Data:
(begin)
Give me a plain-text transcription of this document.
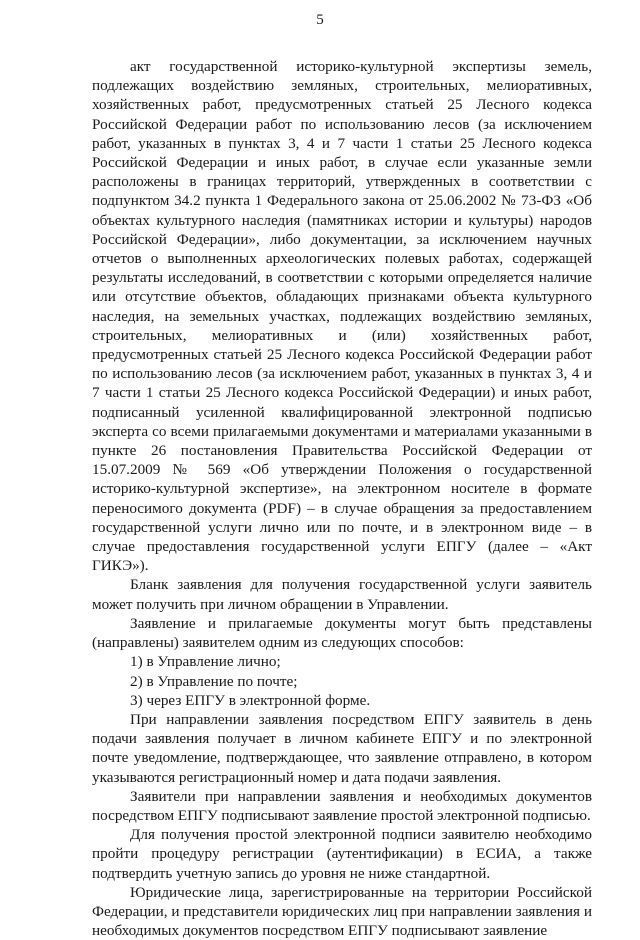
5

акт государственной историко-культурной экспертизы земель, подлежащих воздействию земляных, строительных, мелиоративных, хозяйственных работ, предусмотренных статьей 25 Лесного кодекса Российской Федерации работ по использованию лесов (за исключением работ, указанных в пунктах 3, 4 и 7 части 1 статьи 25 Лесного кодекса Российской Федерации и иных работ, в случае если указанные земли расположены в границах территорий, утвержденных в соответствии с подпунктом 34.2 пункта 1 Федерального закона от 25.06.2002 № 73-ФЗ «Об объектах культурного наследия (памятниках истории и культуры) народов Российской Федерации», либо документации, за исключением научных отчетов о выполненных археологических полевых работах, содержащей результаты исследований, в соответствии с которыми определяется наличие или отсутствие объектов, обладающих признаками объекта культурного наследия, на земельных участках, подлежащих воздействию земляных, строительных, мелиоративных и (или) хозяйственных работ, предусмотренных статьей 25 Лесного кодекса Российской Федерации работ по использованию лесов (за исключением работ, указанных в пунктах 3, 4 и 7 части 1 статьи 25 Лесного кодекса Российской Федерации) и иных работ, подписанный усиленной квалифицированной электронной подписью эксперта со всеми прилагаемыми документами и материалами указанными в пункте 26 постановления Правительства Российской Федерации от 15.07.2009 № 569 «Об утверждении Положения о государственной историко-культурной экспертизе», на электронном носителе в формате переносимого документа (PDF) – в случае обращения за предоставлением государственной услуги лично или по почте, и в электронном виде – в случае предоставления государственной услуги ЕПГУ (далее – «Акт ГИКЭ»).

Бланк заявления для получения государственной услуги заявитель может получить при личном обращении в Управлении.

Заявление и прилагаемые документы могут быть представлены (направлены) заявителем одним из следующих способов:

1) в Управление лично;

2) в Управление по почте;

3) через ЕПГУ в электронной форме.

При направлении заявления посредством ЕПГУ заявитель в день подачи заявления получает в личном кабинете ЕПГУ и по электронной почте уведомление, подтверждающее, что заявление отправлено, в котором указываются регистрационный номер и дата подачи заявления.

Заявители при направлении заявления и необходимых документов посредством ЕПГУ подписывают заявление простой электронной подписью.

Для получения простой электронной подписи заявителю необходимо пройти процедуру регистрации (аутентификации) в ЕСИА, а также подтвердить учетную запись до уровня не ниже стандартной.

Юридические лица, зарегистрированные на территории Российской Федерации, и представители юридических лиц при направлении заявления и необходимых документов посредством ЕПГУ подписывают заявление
(end)
(begin)
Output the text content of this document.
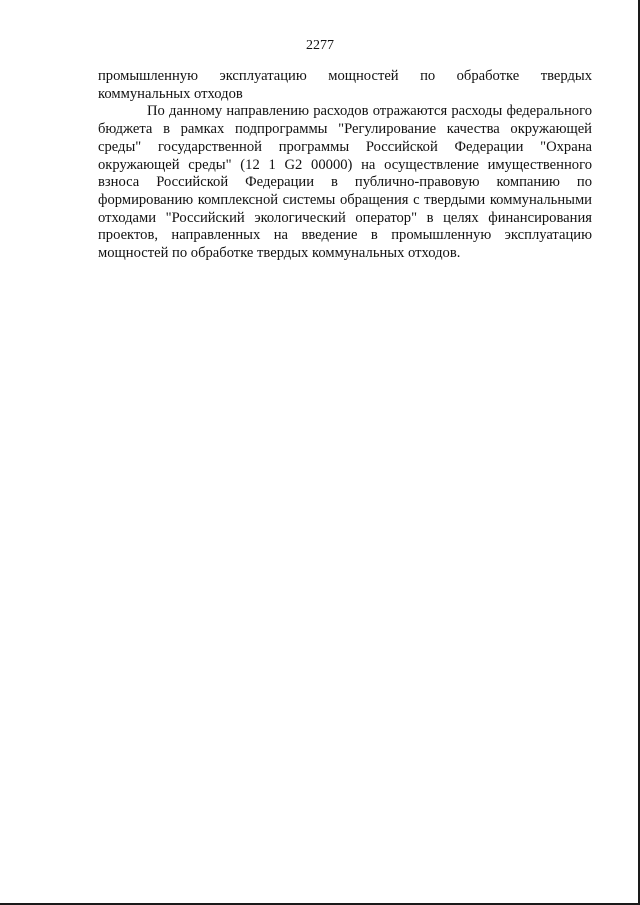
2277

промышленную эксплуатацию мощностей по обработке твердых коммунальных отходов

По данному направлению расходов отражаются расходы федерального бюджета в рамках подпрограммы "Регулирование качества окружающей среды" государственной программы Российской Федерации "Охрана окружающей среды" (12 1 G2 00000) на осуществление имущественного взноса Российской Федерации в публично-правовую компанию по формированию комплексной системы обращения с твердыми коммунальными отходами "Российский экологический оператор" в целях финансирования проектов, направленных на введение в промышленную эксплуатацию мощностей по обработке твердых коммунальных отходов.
(end)
What you are asked to do: For the records above, state how many lines include the string "this", giving the number and nothing else.

Task answer: 2